### Short task
All of the listing below must be repeated word for word. Pictures are the only thing to omit.

BEGIN Source records

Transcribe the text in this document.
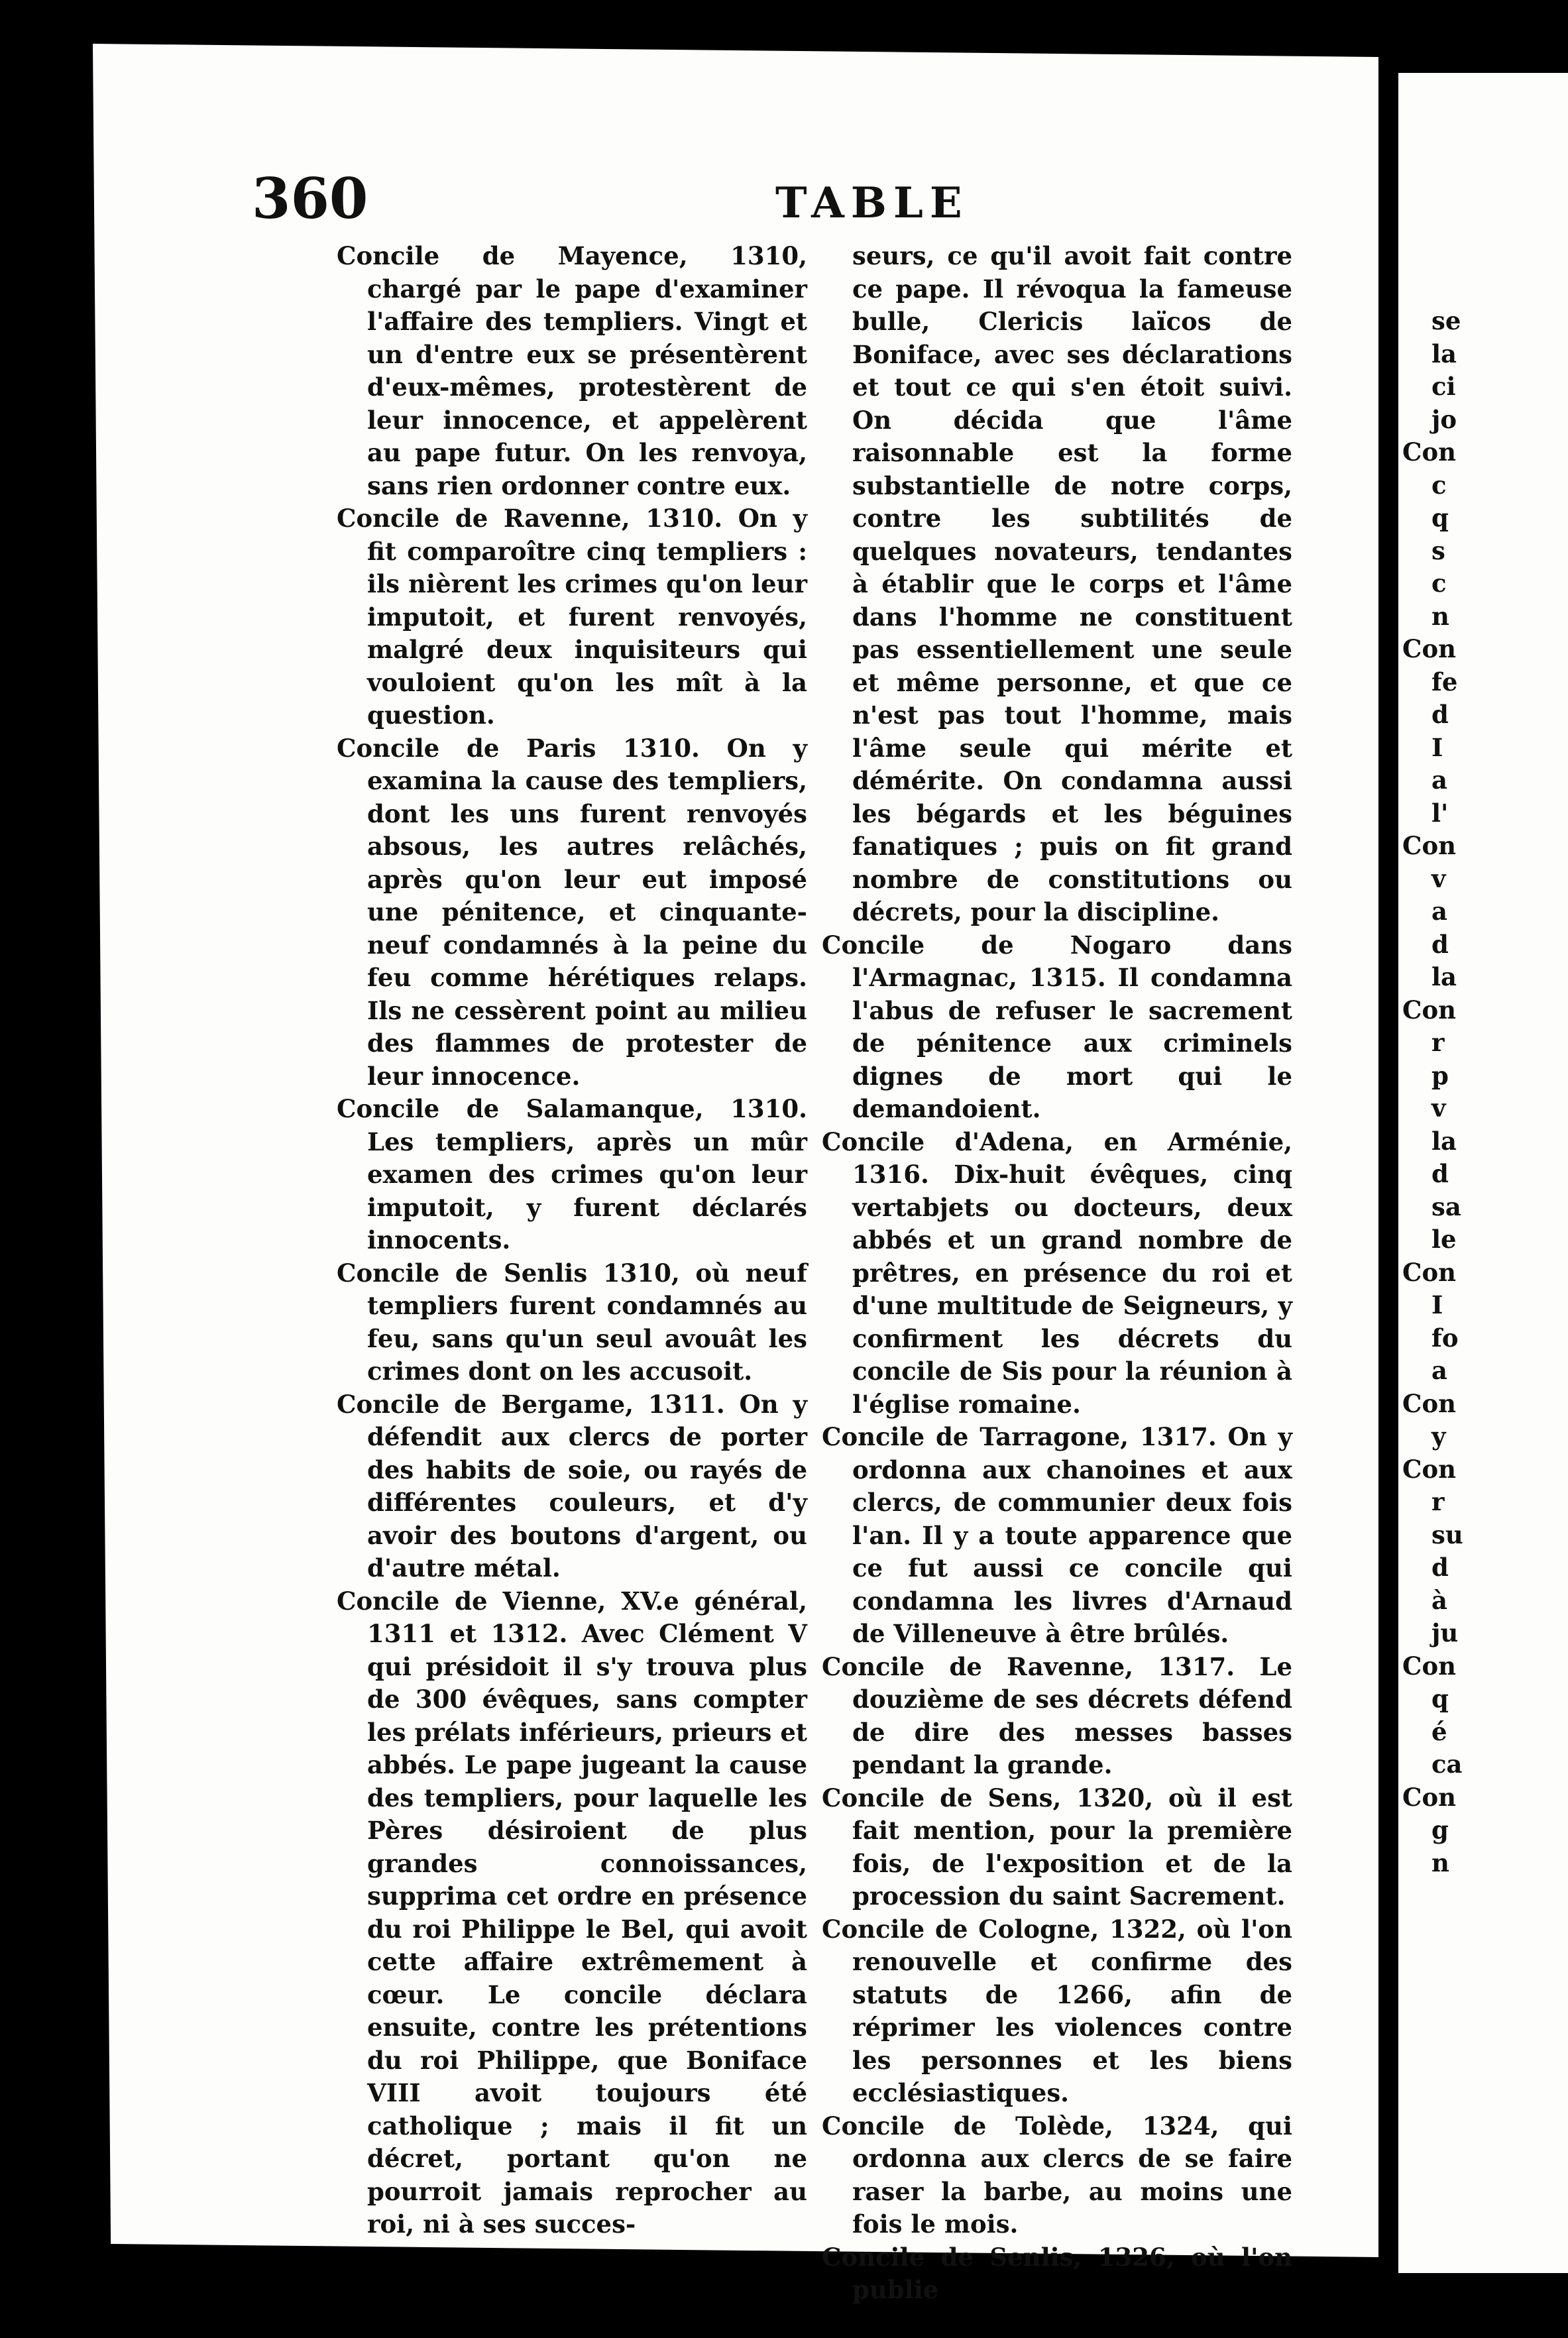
se
la
ci
jo
Con
c
q
s
c
n
Con
fe
d
I
a
l'
Con
v
a
d
la
Con
r
p
v
la
d
sa
le
Con
I
fo
a
Con
y
Con
r
su
d
à
ju
Con
q
é
ca
Con
g
n
360	TABLE
Concile de Mayence, 1310, chargé par le pape d'examiner l'affaire des templiers. Vingt et un d'entre eux se présentèrent d'eux-mêmes, protestèrent de leur innocence, et appelèrent au pape futur. On les renvoya, sans rien ordonner contre eux.
Concile de Ravenne, 1310. On y fit comparoître cinq templiers : ils nièrent les crimes qu'on leur imputoit, et furent renvoyés, malgré deux inquisiteurs qui vouloient qu'on les mît à la question.
Concile de Paris 1310. On y examina la cause des templiers, dont les uns furent renvoyés absous, les autres relâchés, après qu'on leur eut imposé une pénitence, et cinquante-neuf condamnés à la peine du feu comme hérétiques relaps. Ils ne cessèrent point au milieu des flammes de protester de leur innocence.
Concile de Salamanque, 1310. Les templiers, après un mûr examen des crimes qu'on leur imputoit, y furent déclarés innocents.
Concile de Senlis 1310, où neuf templiers furent condamnés au feu, sans qu'un seul avouât les crimes dont on les accusoit.
Concile de Bergame, 1311. On y défendit aux clercs de porter des habits de soie, ou rayés de différentes couleurs, et d'y avoir des boutons d'argent, ou d'autre métal.
Concile de Vienne, XV.e général, 1311 et 1312. Avec Clément V qui présidoit il s'y trouva plus de 300 évêques, sans compter les prélats inférieurs, prieurs et abbés. Le pape jugeant la cause des templiers, pour laquelle les Pères désiroient de plus grandes connoissances, supprima cet ordre en présence du roi Philippe le Bel, qui avoit cette affaire extrêmement à cœur. Le concile déclara ensuite, contre les prétentions du roi Philippe, que Boniface VIII avoit toujours été catholique ; mais il fit un décret, portant qu'on ne pourroit jamais reprocher au roi, ni à ses succes-
seurs, ce qu'il avoit fait contre ce pape. Il révoqua la fameuse bulle, Clericis laïcos de Boniface, avec ses déclarations et tout ce qui s'en étoit suivi. On décida que l'âme raisonnable est la forme substantielle de notre corps, contre les subtilités de quelques novateurs, tendantes à établir que le corps et l'âme dans l'homme ne constituent pas essentiellement une seule et même personne, et que ce n'est pas tout l'homme, mais l'âme seule qui mérite et démérite. On condamna aussi les bégards et les béguines fanatiques ; puis on fit grand nombre de constitutions ou décrets, pour la discipline.
Concile de Nogaro dans l'Armagnac, 1315. Il condamna l'abus de refuser le sacrement de pénitence aux criminels dignes de mort qui le demandoient.
Concile d'Adena, en Arménie, 1316. Dix-huit évêques, cinq vertabjets ou docteurs, deux abbés et un grand nombre de prêtres, en présence du roi et d'une multitude de Seigneurs, y confirment les décrets du concile de Sis pour la réunion à l'église romaine.
Concile de Tarragone, 1317. On y ordonna aux chanoines et aux clercs, de communier deux fois l'an. Il y a toute apparence que ce fut aussi ce concile qui condamna les livres d'Arnaud de Villeneuve à être brûlés.
Concile de Ravenne, 1317. Le douzième de ses décrets défend de dire des messes basses pendant la grande.
Concile de Sens, 1320, où il est fait mention, pour la première fois, de l'exposition et de la procession du saint Sacrement.
Concile de Cologne, 1322, où l'on renouvelle et confirme des statuts de 1266, afin de réprimer les violences contre les personnes et les biens ecclésiastiques.
Concile de Tolède, 1324, qui ordonna aux clercs de se faire raser la barbe, au moins une fois le mois.
Concile de Senlis, 1326, où l'on publie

END Source records

### Solution for this problem
Transcribe the text in this document.
se
la
ci
jo
Con
c
q
s
c
n
Con
fe
d
I
a
l'
Con
v
a
d
la
Con
r
p
v
la
d
sa
le
Con
I
fo
a
Con
y
Con
r
su
d
à
ju
Con
q
é
ca
Con
g
n
360	TABLE
Concile de Mayence, 1310, chargé par le pape d'examiner l'affaire des templiers. Vingt et un d'entre eux se présentèrent d'eux-mêmes, protestèrent de leur innocence, et appelèrent au pape futur. On les renvoya, sans rien ordonner contre eux.
Concile de Ravenne, 1310. On y fit comparoître cinq templiers : ils nièrent les crimes qu'on leur imputoit, et furent renvoyés, malgré deux inquisiteurs qui vouloient qu'on les mît à la question.
Concile de Paris 1310. On y examina la cause des templiers, dont les uns furent renvoyés absous, les autres relâchés, après qu'on leur eut imposé une pénitence, et cinquante-neuf condamnés à la peine du feu comme hérétiques relaps. Ils ne cessèrent point au milieu des flammes de protester de leur innocence.
Concile de Salamanque, 1310. Les templiers, après un mûr examen des crimes qu'on leur imputoit, y furent déclarés innocents.
Concile de Senlis 1310, où neuf templiers furent condamnés au feu, sans qu'un seul avouât les crimes dont on les accusoit.
Concile de Bergame, 1311. On y défendit aux clercs de porter des habits de soie, ou rayés de différentes couleurs, et d'y avoir des boutons d'argent, ou d'autre métal.
Concile de Vienne, XV.e général, 1311 et 1312. Avec Clément V qui présidoit il s'y trouva plus de 300 évêques, sans compter les prélats inférieurs, prieurs et abbés. Le pape jugeant la cause des templiers, pour laquelle les Pères désiroient de plus grandes connoissances, supprima cet ordre en présence du roi Philippe le Bel, qui avoit cette affaire extrêmement à cœur. Le concile déclara ensuite, contre les prétentions du roi Philippe, que Boniface VIII avoit toujours été catholique ; mais il fit un décret, portant qu'on ne pourroit jamais reprocher au roi, ni à ses succes-
seurs, ce qu'il avoit fait contre ce pape. Il révoqua la fameuse bulle, Clericis laïcos de Boniface, avec ses déclarations et tout ce qui s'en étoit suivi. On décida que l'âme raisonnable est la forme substantielle de notre corps, contre les subtilités de quelques novateurs, tendantes à établir que le corps et l'âme dans l'homme ne constituent pas essentiellement une seule et même personne, et que ce n'est pas tout l'homme, mais l'âme seule qui mérite et démérite. On condamna aussi les bégards et les béguines fanatiques ; puis on fit grand nombre de constitutions ou décrets, pour la discipline.
Concile de Nogaro dans l'Armagnac, 1315. Il condamna l'abus de refuser le sacrement de pénitence aux criminels dignes de mort qui le demandoient.
Concile d'Adena, en Arménie, 1316. Dix-huit évêques, cinq vertabjets ou docteurs, deux abbés et un grand nombre de prêtres, en présence du roi et d'une multitude de Seigneurs, y confirment les décrets du concile de Sis pour la réunion à l'église romaine.
Concile de Tarragone, 1317. On y ordonna aux chanoines et aux clercs, de communier deux fois l'an. Il y a toute apparence que ce fut aussi ce concile qui condamna les livres d'Arnaud de Villeneuve à être brûlés.
Concile de Ravenne, 1317. Le douzième de ses décrets défend de dire des messes basses pendant la grande.
Concile de Sens, 1320, où il est fait mention, pour la première fois, de l'exposition et de la procession du saint Sacrement.
Concile de Cologne, 1322, où l'on renouvelle et confirme des statuts de 1266, afin de réprimer les violences contre les personnes et les biens ecclésiastiques.
Concile de Tolède, 1324, qui ordonna aux clercs de se faire raser la barbe, au moins une fois le mois.
Concile de Senlis, 1326, où l'on publie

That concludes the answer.